==== Task data
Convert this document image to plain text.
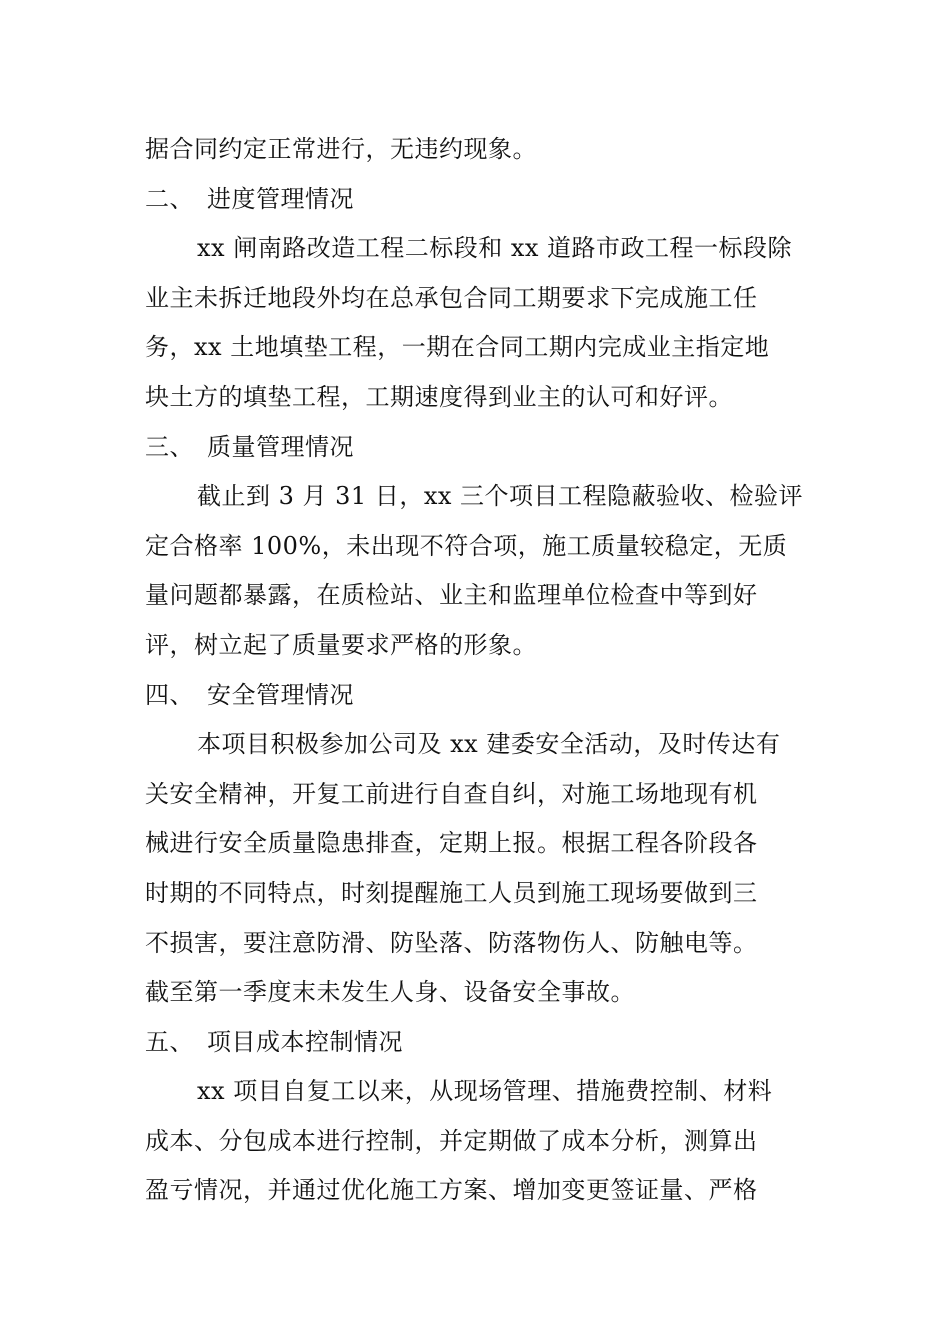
据合同约定正常进行，无违约现象。

二、 进度管理情况

xx 闸南路改造工程二标段和 xx 道路市政工程一标段除
业主未拆迁地段外均在总承包合同工期要求下完成施工任
务，xx 土地填垫工程，一期在合同工期内完成业主指定地
块土方的填垫工程，工期速度得到业主的认可和好评。

三、 质量管理情况

截止到 3 月 31 日，xx 三个项目工程隐蔽验收、检验评
定合格率 100%，未出现不符合项，施工质量较稳定，无质
量问题都暴露，在质检站、业主和监理单位检查中等到好
评，树立起了质量要求严格的形象。

四、 安全管理情况

本项目积极参加公司及 xx 建委安全活动，及时传达有
关安全精神，开复工前进行自查自纠，对施工场地现有机
械进行安全质量隐患排查，定期上报。根据工程各阶段各
时期的不同特点，时刻提醒施工人员到施工现场要做到三
不损害，要注意防滑、防坠落、防落物伤人、防触电等。
截至第一季度末未发生人身、设备安全事故。

五、 项目成本控制情况

xx 项目自复工以来，从现场管理、措施费控制、材料
成本、分包成本进行控制，并定期做了成本分析，测算出
盈亏情况，并通过优化施工方案、增加变更签证量、严格
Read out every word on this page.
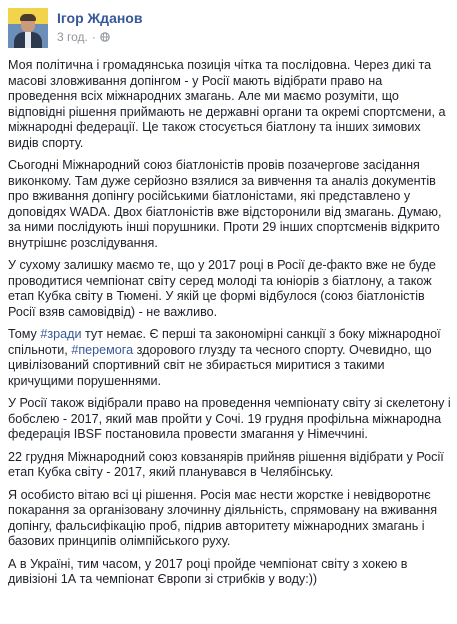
Ігор Жданов
3 год. ·

Моя політична і громадянська позиція чітка та послідовна. Через дикі та масові зловживання допінгом - у Росії мають відібрати право на проведення всіх міжнародних змагань. Але ми маємо розуміти, що відповідні рішення приймають не державні органи та окремі спортсмени, а міжнародні федерації. Це також стосується біатлону та інших зимових видів спорту.

Сьогодні Міжнародний союз біатлоністів провів позачергове засідання виконкому. Там дуже серйозно взялися за вивчення та аналіз документів про вживання допінгу російськими біатлоністами, які представлено у доповідях WADA. Двох біатлоністів вже відсторонили від змагань. Думаю, за ними послідують інші порушники. Проти 29 інших спортсменів відкрито внутрішнє розслідування.

У сухому залишку маємо те, що у 2017 році в Росії де-факто вже не буде проводитися чемпіонат світу серед молоді та юніорів з біатлону, а також етап Кубка світу в Тюмені. У якій це формі відбулося (союз біатлоністів Росії взяв самовідвід) - не важливо.

Тому #зради тут немає. Є перші та закономірні санкції з боку міжнародної спільноти, #перемога здорового глузду та чесного спорту. Очевидно, що цивілізований спортивний світ не збирається миритися з такими кричущими порушеннями.

У Росії також відібрали право на проведення чемпіонату світу зі скелетону і бобслею - 2017, який мав пройти у Сочі. 19 грудня профільна міжнародна федерація IBSF постановила провести змагання у Німеччині.

22 грудня Міжнародний союз ковзанярів прийняв рішення відібрати у Росії етап Кубка світу - 2017, який планувався в Челябінську.

Я особисто вітаю всі ці рішення. Росія має нести жорстке і невідворотнє покарання за організовану злочинну діяльність, спрямовану на вживання допінгу, фальсифікацію проб, підрив авторитету міжнародних змагань і базових принципів олімпійського руху.

А в Україні, тим часом, у 2017 році пройде чемпіонат світу з хокею в дивізіоні 1А та чемпіонат Європи зі стрибків у воду:))
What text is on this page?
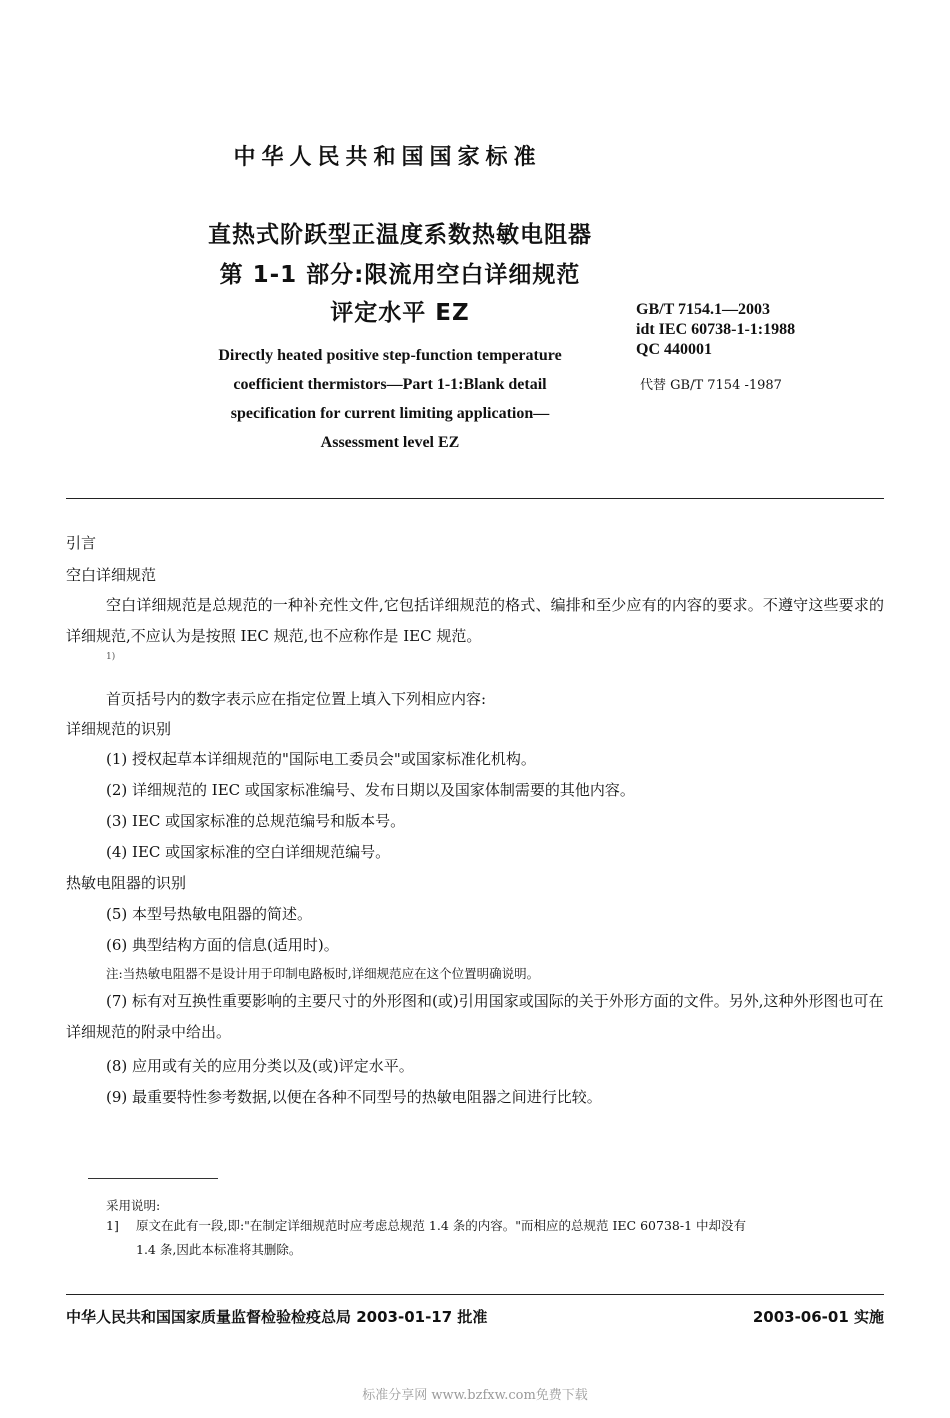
中华人民共和国国家标准
直热式阶跃型正温度系数热敏电阻器
第 1-1 部分:限流用空白详细规范
评定水平 EZ	GB/T 7154.1—2003
idt IEC 60738-1-1:1988
QC 440001
代替 GB/T 7154 -1987
Directly heated positive step-function temperature
coefficient thermistors—Part 1-1:Blank detail
specification for current limiting application—
Assessment level EZ
引言
空白详细规范
空白详细规范是总规范的一种补充性文件,它包括详细规范的格式、编排和至少应有的内容的要求。不遵守这些要求的详细规范,不应认为是按照 IEC 规范,也不应称作是 IEC 规范。
1)
首页括号内的数字表示应在指定位置上填入下列相应内容:
详细规范的识别
(1) 授权起草本详细规范的"国际电工委员会"或国家标准化机构。
(2) 详细规范的 IEC 或国家标准编号、发布日期以及国家体制需要的其他内容。
(3) IEC 或国家标准的总规范编号和版本号。
(4) IEC 或国家标准的空白详细规范编号。
热敏电阻器的识别
(5) 本型号热敏电阻器的简述。
(6) 典型结构方面的信息(适用时)。
注:当热敏电阻器不是设计用于印制电路板时,详细规范应在这个位置明确说明。
(7) 标有对互换性重要影响的主要尺寸的外形图和(或)引用国家或国际的关于外形方面的文件。另外,这种外形图也可在详细规范的附录中给出。
(8) 应用或有关的应用分类以及(或)评定水平。
(9) 最重要特性参考数据,以便在各种不同型号的热敏电阻器之间进行比较。
采用说明:
1] 原文在此有一段,即:"在制定详细规范时应考虑总规范 1.4 条的内容。"而相应的总规范 IEC 60738-1 中却没有
1.4 条,因此本标准将其删除。
中华人民共和国国家质量监督检验检疫总局 2003-01-17 批准	2003-06-01 实施
标准分享网 www.bzfxw.com免费下载
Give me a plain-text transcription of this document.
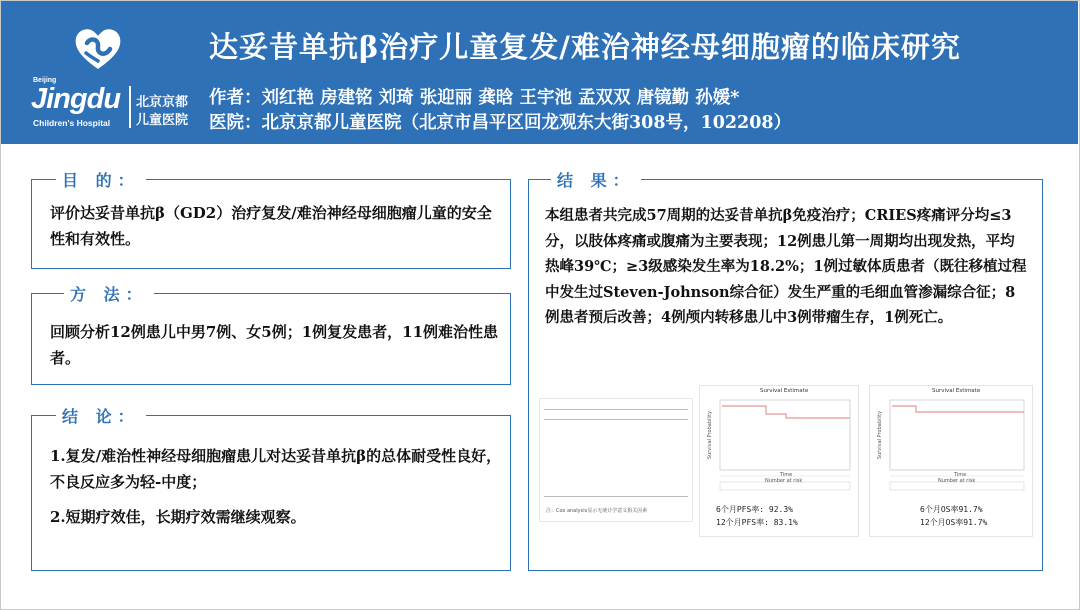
Beijing
Jingdu
Children's Hospital
北京京都
儿童医院
达妥昔单抗β治疗儿童复发/难治神经母细胞瘤的临床研究
作者：刘红艳 房建铭 刘琦 张迎丽 龚晗 王宇池 孟双双 唐镜勤 孙媛*
医院：北京京都儿童医院（北京市昌平区回龙观东大街308号，102208）
目 的：
评价达妥昔单抗β（GD2）治疗复发/难治神经母细胞瘤儿童的安全性和有效性。
方 法：
回顾分析12例患儿中男7例、女5例；1例复发患者，11例难治性患者。
结 论：
1.复发/难治性神经母细胞瘤患儿对达妥昔单抗β的总体耐受性良好，不良反应多为轻-中度；
2.短期疗效佳，长期疗效需继续观察。
结 果：
本组患者共完成57周期的达妥昔单抗β免疫治疗；CRIES疼痛评分均≤3分，以肢体疼痛或腹痛为主要表现；12例患儿第一周期均出现发热，平均热峰39℃；≥3级感染发生率为18.2%；1例过敏体质患者（既往移植过程中发生过Steven-Johnson综合征）发生严重的毛细血管渗漏综合征；8例患者预后改善；4例颅内转移患儿中3例带瘤生存，1例死亡。
注：Cox analysis显示无统计学意义相关因素
Survival Estimate
Survival Probability
Time
Number at risk
6个月PFS率: 92.3%
12个月PFS率: 83.1%
Survival Estimate
Survival Probability
Time
Number at risk
6个月OS率91.7%
12个月OS率91.7%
========
» **What to work on**
Copy the records word for word, leaving no picture in the copy.

» **Answer to this problem**
Convert this document image to plain text.
据合同约定正常进行，无违约现象。

二、 进度管理情况

xx 闸南路改造工程二标段和 xx 道路市政工程一标段除
业主未拆迁地段外均在总承包合同工期要求下完成施工任
务，xx 土地填垫工程，一期在合同工期内完成业主指定地
块土方的填垫工程，工期速度得到业主的认可和好评。

三、 质量管理情况

截止到 3 月 31 日，xx 三个项目工程隐蔽验收、检验评
定合格率 100%，未出现不符合项，施工质量较稳定，无质
量问题都暴露，在质检站、业主和监理单位检查中等到好
评，树立起了质量要求严格的形象。

四、 安全管理情况

本项目积极参加公司及 xx 建委安全活动，及时传达有
关安全精神，开复工前进行自查自纠，对施工场地现有机
械进行安全质量隐患排查，定期上报。根据工程各阶段各
时期的不同特点，时刻提醒施工人员到施工现场要做到三
不损害，要注意防滑、防坠落、防落物伤人、防触电等。
截至第一季度末未发生人身、设备安全事故。

五、 项目成本控制情况

xx 项目自复工以来，从现场管理、措施费控制、材料
成本、分包成本进行控制，并定期做了成本分析，测算出
盈亏情况，并通过优化施工方案、增加变更签证量、严格
Read out every word on this page.
Ігор Жданов
3 год. ·

Моя політична і громадянська позиція чітка та послідовна. Через дикі та масові зловживання допінгом - у Росії мають відібрати право на проведення всіх міжнародних змагань. Але ми маємо розуміти, що відповідні рішення приймають не державні органи та окремі спортсмени, а міжнародні федерації. Це також стосується біатлону та інших зимових видів спорту.

Сьогодні Міжнародний союз біатлоністів провів позачергове засідання виконкому. Там дуже серйозно взялися за вивчення та аналіз документів про вживання допінгу російськими біатлоністами, які представлено у доповідях WADA. Двох біатлоністів вже відсторонили від змагань. Думаю, за ними послідують інші порушники. Проти 29 інших спортсменів відкрито внутрішнє розслідування.

У сухому залишку маємо те, що у 2017 році в Росії де-факто вже не буде проводитися чемпіонат світу серед молоді та юніорів з біатлону, а також етап Кубка світу в Тюмені. У якій це формі відбулося (союз біатлоністів Росії взяв самовідвід) - не важливо.

Тому #зради тут немає. Є перші та закономірні санкції з боку міжнародної спільноти, #перемога здорового глузду та чесного спорту. Очевидно, що цивілізований спортивний світ не збирається миритися з такими кричущими порушеннями.

У Росії також відібрали право на проведення чемпіонату світу зі скелетону і бобслею - 2017, який мав пройти у Сочі. 19 грудня профільна міжнародна федерація IBSF постановила провести змагання у Німеччині.

22 грудня Міжнародний союз ковзанярів прийняв рішення відібрати у Росії етап Кубка світу - 2017, який планувався в Челябінську.

Я особисто вітаю всі ці рішення. Росія має нести жорстке і невідворотнє покарання за організовану злочинну діяльність, спрямовану на вживання допінгу, фальсифікацію проб, підрив авторитету міжнародних змагань і базових принципів олімпійського руху.

А в Україні, тим часом, у 2017 році пройде чемпіонат світу з хокею в дивізіоні 1А та чемпіонат Європи зі стрибків у воду:))
What text is on this page?
中华人民共和国国家标准
直热式阶跃型正温度系数热敏电阻器
第 1-1 部分:限流用空白详细规范
评定水平 EZ	GB/T 7154.1—2003
idt IEC 60738-1-1:1988
QC 440001
代替 GB/T 7154 -1987
Directly heated positive step-function temperature
coefficient thermistors—Part 1-1:Blank detail
specification for current limiting application—
Assessment level EZ
引言
空白详细规范
空白详细规范是总规范的一种补充性文件,它包括详细规范的格式、编排和至少应有的内容的要求。不遵守这些要求的详细规范,不应认为是按照 IEC 规范,也不应称作是 IEC 规范。
1)
首页括号内的数字表示应在指定位置上填入下列相应内容:
详细规范的识别
(1) 授权起草本详细规范的"国际电工委员会"或国家标准化机构。
(2) 详细规范的 IEC 或国家标准编号、发布日期以及国家体制需要的其他内容。
(3) IEC 或国家标准的总规范编号和版本号。
(4) IEC 或国家标准的空白详细规范编号。
热敏电阻器的识别
(5) 本型号热敏电阻器的简述。
(6) 典型结构方面的信息(适用时)。
注:当热敏电阻器不是设计用于印制电路板时,详细规范应在这个位置明确说明。
(7) 标有对互换性重要影响的主要尺寸的外形图和(或)引用国家或国际的关于外形方面的文件。另外,这种外形图也可在详细规范的附录中给出。
(8) 应用或有关的应用分类以及(或)评定水平。
(9) 最重要特性参考数据,以便在各种不同型号的热敏电阻器之间进行比较。
采用说明:
1] 原文在此有一段,即:"在制定详细规范时应考虑总规范 1.4 条的内容。"而相应的总规范 IEC 60738-1 中却没有
1.4 条,因此本标准将其删除。
中华人民共和国国家质量监督检验检疫总局 2003-01-17 批准	2003-06-01 实施
标准分享网 www.bzfxw.com免费下载
Give me a plain-text transcription of this document.
Beijing
Jingdu
Children's Hospital
北京京都
儿童医院
达妥昔单抗β治疗儿童复发/难治神经母细胞瘤的临床研究
作者：刘红艳 房建铭 刘琦 张迎丽 龚晗 王宇池 孟双双 唐镜勤 孙媛*
医院：北京京都儿童医院（北京市昌平区回龙观东大街308号，102208）
目 的：
评价达妥昔单抗β（GD2）治疗复发/难治神经母细胞瘤儿童的安全性和有效性。
方 法：
回顾分析12例患儿中男7例、女5例；1例复发患者，11例难治性患者。
结 论：
1.复发/难治性神经母细胞瘤患儿对达妥昔单抗β的总体耐受性良好，不良反应多为轻-中度；
2.短期疗效佳，长期疗效需继续观察。
结 果：
本组患者共完成57周期的达妥昔单抗β免疫治疗；CRIES疼痛评分均≤3分，以肢体疼痛或腹痛为主要表现；12例患儿第一周期均出现发热，平均热峰39℃；≥3级感染发生率为18.2%；1例过敏体质患者（既往移植过程中发生过Steven-Johnson综合征）发生严重的毛细血管渗漏综合征；8例患者预后改善；4例颅内转移患儿中3例带瘤生存，1例死亡。
注：Cox analysis显示无统计学意义相关因素
Survival Estimate
Survival Probability
Time
Number at risk
6个月PFS率: 92.3%
12个月PFS率: 83.1%
Survival Estimate
Survival Probability
Time
Number at risk
6个月OS率91.7%
12个月OS率91.7%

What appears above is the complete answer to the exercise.